◆ Supplied data

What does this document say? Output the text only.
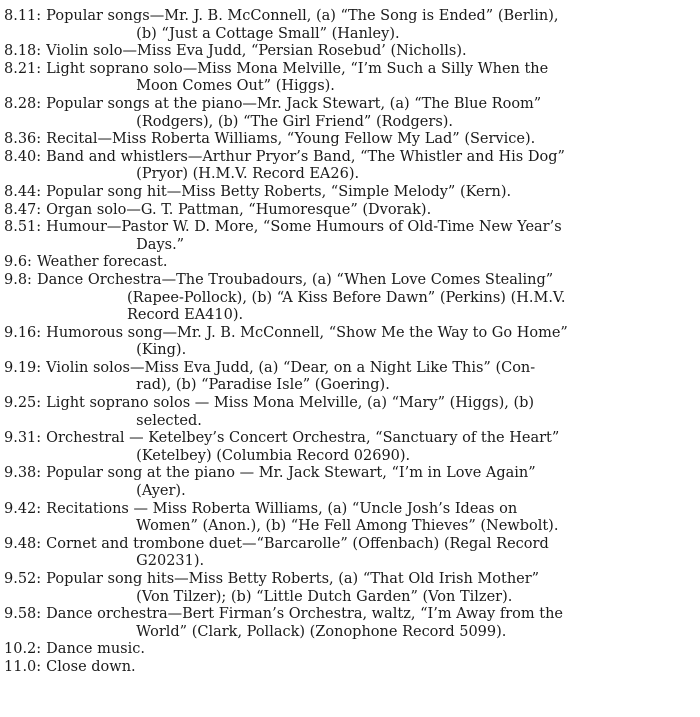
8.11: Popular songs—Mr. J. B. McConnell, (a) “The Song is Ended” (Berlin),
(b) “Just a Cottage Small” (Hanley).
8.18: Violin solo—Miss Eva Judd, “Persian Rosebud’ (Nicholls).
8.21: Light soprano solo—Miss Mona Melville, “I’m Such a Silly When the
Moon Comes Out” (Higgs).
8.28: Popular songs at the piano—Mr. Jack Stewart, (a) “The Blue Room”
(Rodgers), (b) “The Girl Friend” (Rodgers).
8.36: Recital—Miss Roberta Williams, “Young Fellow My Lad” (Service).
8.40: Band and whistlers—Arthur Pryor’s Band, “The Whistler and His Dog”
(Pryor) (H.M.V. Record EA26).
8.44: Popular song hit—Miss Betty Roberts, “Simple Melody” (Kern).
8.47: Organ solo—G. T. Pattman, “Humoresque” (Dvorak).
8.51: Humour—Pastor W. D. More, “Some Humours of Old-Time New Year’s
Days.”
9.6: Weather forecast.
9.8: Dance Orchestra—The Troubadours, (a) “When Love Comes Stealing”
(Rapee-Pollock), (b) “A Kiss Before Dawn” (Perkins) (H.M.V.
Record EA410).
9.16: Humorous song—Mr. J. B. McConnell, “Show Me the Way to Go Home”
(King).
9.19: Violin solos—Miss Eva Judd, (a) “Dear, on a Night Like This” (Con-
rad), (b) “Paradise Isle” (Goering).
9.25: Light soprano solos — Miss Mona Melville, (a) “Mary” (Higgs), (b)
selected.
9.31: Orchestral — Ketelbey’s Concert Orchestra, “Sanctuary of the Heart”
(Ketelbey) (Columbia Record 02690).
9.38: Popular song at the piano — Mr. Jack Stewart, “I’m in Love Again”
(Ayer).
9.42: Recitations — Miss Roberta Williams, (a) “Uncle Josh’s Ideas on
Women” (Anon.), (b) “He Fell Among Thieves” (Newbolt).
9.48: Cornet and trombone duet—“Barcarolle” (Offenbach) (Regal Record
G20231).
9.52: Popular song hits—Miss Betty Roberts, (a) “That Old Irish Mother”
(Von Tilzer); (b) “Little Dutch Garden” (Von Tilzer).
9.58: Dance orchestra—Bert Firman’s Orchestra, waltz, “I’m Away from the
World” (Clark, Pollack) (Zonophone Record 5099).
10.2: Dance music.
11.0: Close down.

---

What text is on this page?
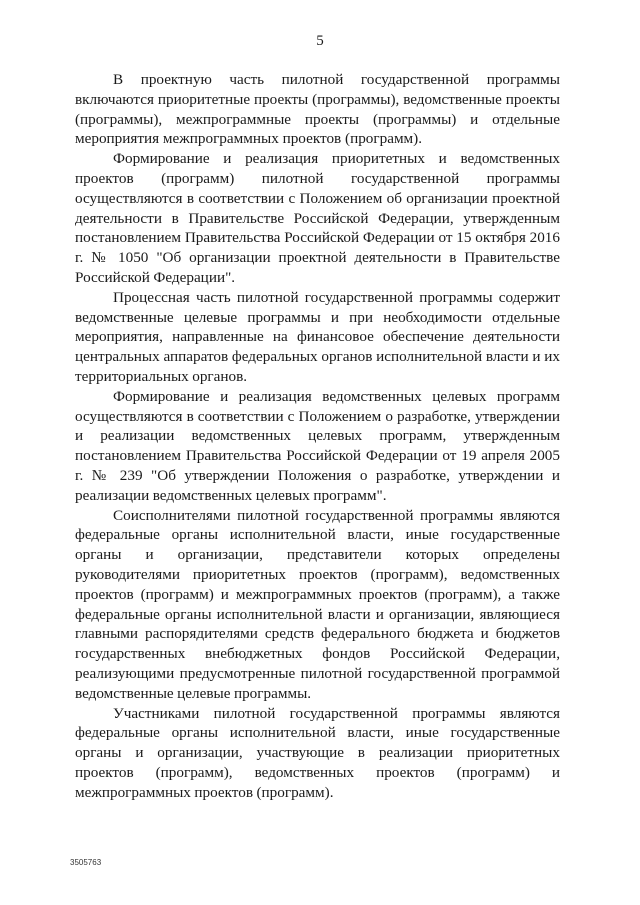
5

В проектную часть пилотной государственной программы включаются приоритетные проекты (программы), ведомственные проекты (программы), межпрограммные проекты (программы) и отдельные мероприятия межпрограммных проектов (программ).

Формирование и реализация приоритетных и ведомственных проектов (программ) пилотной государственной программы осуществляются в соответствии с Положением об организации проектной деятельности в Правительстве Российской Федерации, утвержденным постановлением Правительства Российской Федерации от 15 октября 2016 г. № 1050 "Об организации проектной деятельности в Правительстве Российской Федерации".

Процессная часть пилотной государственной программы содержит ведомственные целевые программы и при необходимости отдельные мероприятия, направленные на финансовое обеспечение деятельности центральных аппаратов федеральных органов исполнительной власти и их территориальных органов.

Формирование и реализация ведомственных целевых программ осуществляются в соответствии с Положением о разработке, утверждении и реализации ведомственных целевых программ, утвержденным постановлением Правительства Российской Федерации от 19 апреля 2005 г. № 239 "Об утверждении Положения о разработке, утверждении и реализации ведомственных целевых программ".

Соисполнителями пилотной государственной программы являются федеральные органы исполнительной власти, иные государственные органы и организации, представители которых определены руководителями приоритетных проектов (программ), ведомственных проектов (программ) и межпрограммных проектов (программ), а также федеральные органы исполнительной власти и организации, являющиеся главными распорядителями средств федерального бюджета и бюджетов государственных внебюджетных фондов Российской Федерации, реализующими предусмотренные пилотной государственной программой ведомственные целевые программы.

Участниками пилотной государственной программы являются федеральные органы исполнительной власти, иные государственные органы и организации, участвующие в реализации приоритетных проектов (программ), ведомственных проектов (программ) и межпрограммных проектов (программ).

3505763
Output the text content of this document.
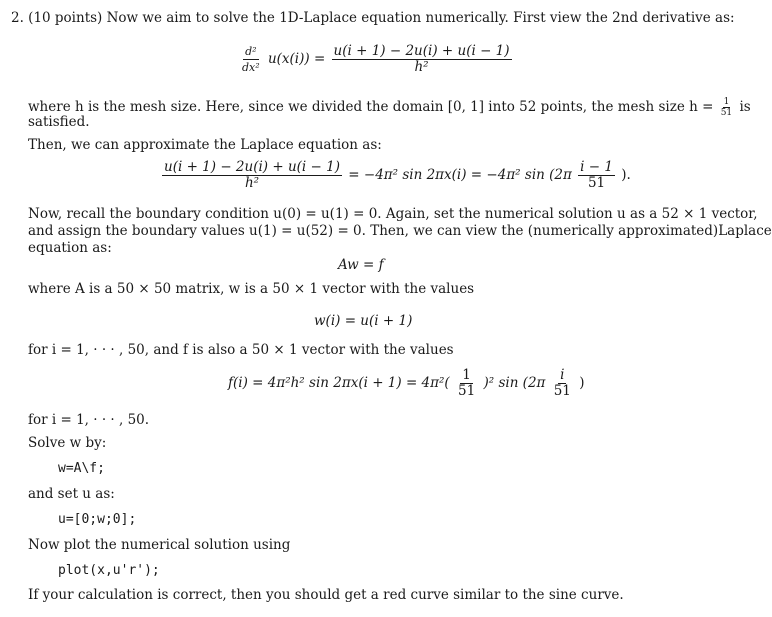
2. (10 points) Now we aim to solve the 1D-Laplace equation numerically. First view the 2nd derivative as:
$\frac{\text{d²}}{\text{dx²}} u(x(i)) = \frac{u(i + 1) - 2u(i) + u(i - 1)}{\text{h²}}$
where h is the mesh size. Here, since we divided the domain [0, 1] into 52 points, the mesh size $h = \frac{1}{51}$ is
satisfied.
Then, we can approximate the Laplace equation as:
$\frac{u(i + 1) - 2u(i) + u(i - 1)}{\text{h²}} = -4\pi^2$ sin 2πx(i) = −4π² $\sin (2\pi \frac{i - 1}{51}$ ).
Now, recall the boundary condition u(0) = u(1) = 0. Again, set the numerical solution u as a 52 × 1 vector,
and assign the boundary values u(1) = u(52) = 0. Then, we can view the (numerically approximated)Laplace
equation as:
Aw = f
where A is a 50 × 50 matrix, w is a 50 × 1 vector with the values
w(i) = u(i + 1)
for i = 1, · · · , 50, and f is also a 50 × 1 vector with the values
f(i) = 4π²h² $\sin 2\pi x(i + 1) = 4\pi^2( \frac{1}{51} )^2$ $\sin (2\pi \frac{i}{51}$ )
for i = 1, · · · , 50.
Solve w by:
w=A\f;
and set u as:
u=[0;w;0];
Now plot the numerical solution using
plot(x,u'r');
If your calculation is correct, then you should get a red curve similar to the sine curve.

◆ Directive
Find "Orchestra". Copy every line it occurs in.

◆ Result of the task
9.8: Dance Orchestra—The Troubadours, (a) “When Love Comes Stealing”
9.31: Orchestral — Ketelbey’s Concert Orchestra, “Sanctuary of the Heart”
9.58: Dance orchestra—Bert Firman’s Orchestra, waltz, “I’m Away from the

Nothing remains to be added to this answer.